Stored data entries:
--------------------------------------------------

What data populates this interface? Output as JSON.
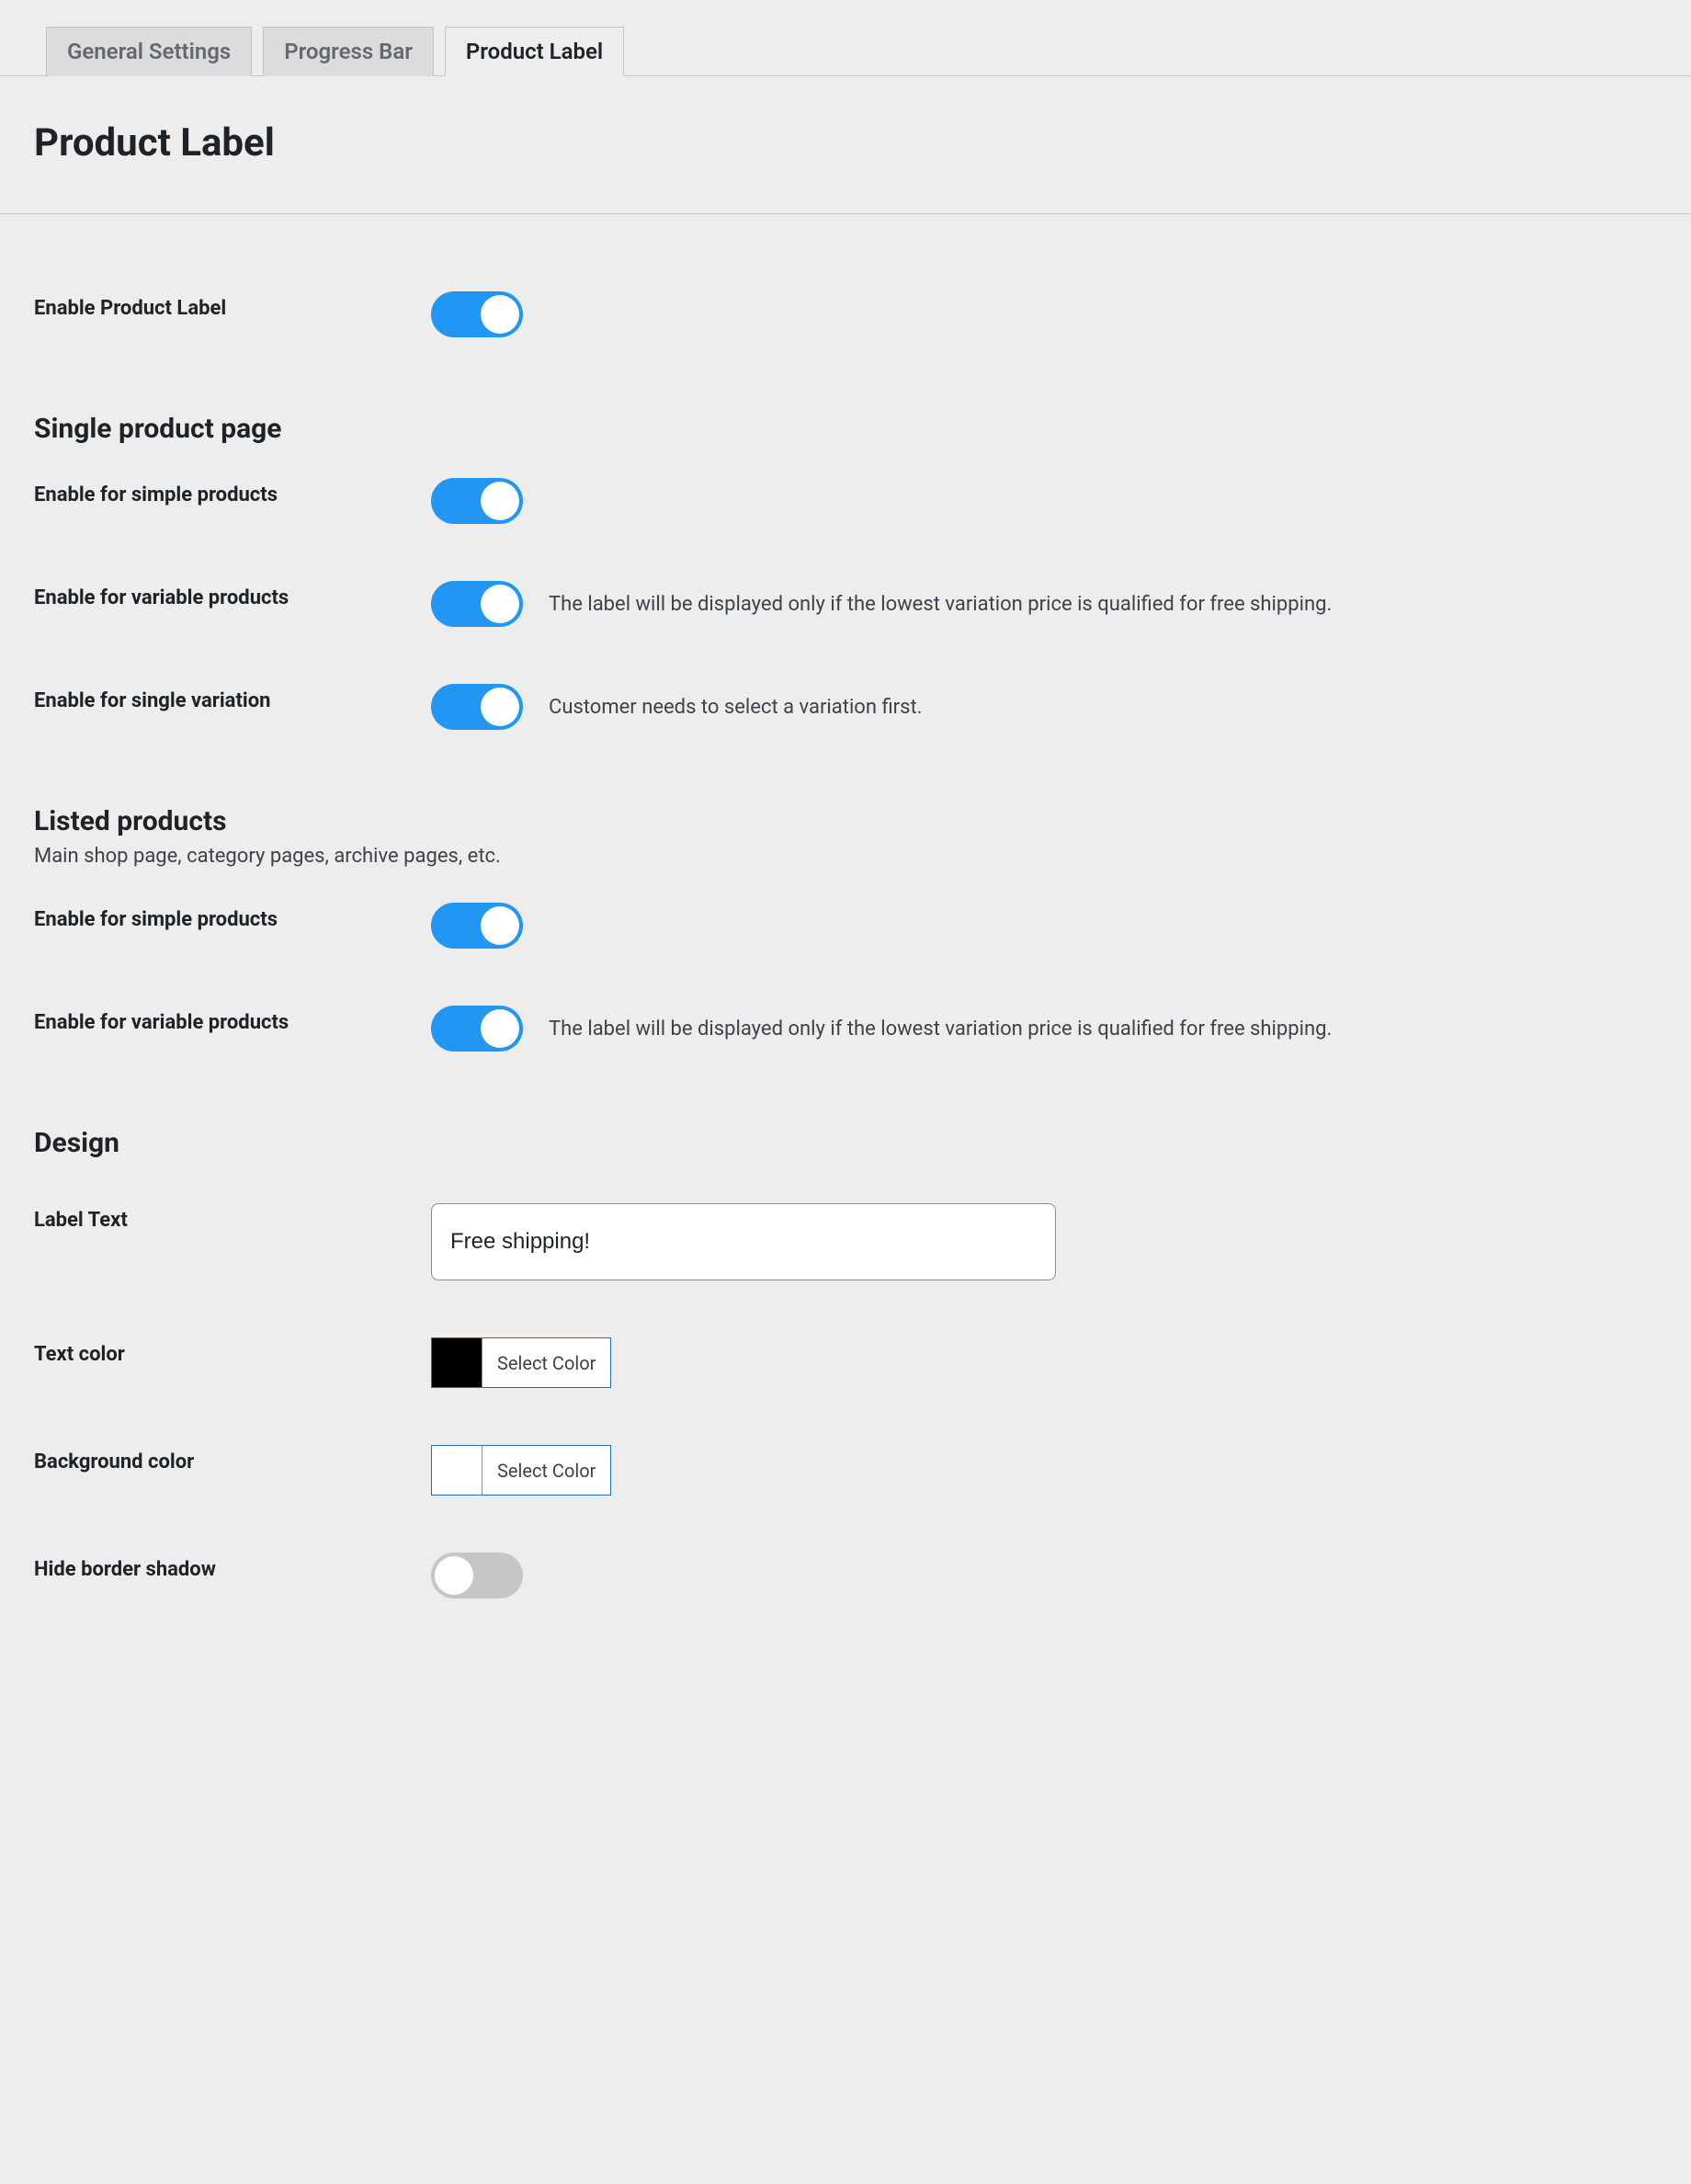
{
  "tabs": [
    {
      "label": "General Settings",
      "active": false
    },
    {
      "label": "Progress Bar",
      "active": false
    },
    {
      "label": "Product Label",
      "active": true
    }
  ],
  "page_title": "Product Label",
  "enable_product_label": {
    "label": "Enable Product Label",
    "on": true
  },
  "section_single": {
    "title": "Single product page"
  },
  "single_simple": {
    "label": "Enable for simple products",
    "on": true
  },
  "single_variable": {
    "label": "Enable for variable products",
    "on": true,
    "desc": "The label will be displayed only if the lowest variation price is qualified for free shipping."
  },
  "single_variation": {
    "label": "Enable for single variation",
    "on": true,
    "desc": "Customer needs to select a variation first."
  },
  "section_listed": {
    "title": "Listed products",
    "sub": "Main shop page, category pages, archive pages, etc."
  },
  "listed_simple": {
    "label": "Enable for simple products",
    "on": true
  },
  "listed_variable": {
    "label": "Enable for variable products",
    "on": true,
    "desc": "The label will be displayed only if the lowest variation price is qualified for free shipping."
  },
  "section_design": {
    "title": "Design"
  },
  "design_text": {
    "label": "Label Text",
    "value": "Free shipping!"
  },
  "design_text_color": {
    "label": "Text color",
    "button": "Select Color",
    "swatch": "#000000"
  },
  "design_bg_color": {
    "label": "Background color",
    "button": "Select Color",
    "swatch": "#ffffff"
  },
  "design_hide_shadow": {
    "label": "Hide border shadow",
    "on": false
  }
}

--------------------------------------------------

**Direction:**
Reproduce each entry verbatim, excluding any embedded images.

**Task response:**
What data populates this interface? Output as JSON.
{
  "tabs": [
    {
      "label": "General Settings",
      "active": false
    },
    {
      "label": "Progress Bar",
      "active": false
    },
    {
      "label": "Product Label",
      "active": true
    }
  ],
  "page_title": "Product Label",
  "enable_product_label": {
    "label": "Enable Product Label",
    "on": true
  },
  "section_single": {
    "title": "Single product page"
  },
  "single_simple": {
    "label": "Enable for simple products",
    "on": true
  },
  "single_variable": {
    "label": "Enable for variable products",
    "on": true,
    "desc": "The label will be displayed only if the lowest variation price is qualified for free shipping."
  },
  "single_variation": {
    "label": "Enable for single variation",
    "on": true,
    "desc": "Customer needs to select a variation first."
  },
  "section_listed": {
    "title": "Listed products",
    "sub": "Main shop page, category pages, archive pages, etc."
  },
  "listed_simple": {
    "label": "Enable for simple products",
    "on": true
  },
  "listed_variable": {
    "label": "Enable for variable products",
    "on": true,
    "desc": "The label will be displayed only if the lowest variation price is qualified for free shipping."
  },
  "section_design": {
    "title": "Design"
  },
  "design_text": {
    "label": "Label Text",
    "value": "Free shipping!"
  },
  "design_text_color": {
    "label": "Text color",
    "button": "Select Color",
    "swatch": "#000000"
  },
  "design_bg_color": {
    "label": "Background color",
    "button": "Select Color",
    "swatch": "#ffffff"
  },
  "design_hide_shadow": {
    "label": "Hide border shadow",
    "on": false
  }
}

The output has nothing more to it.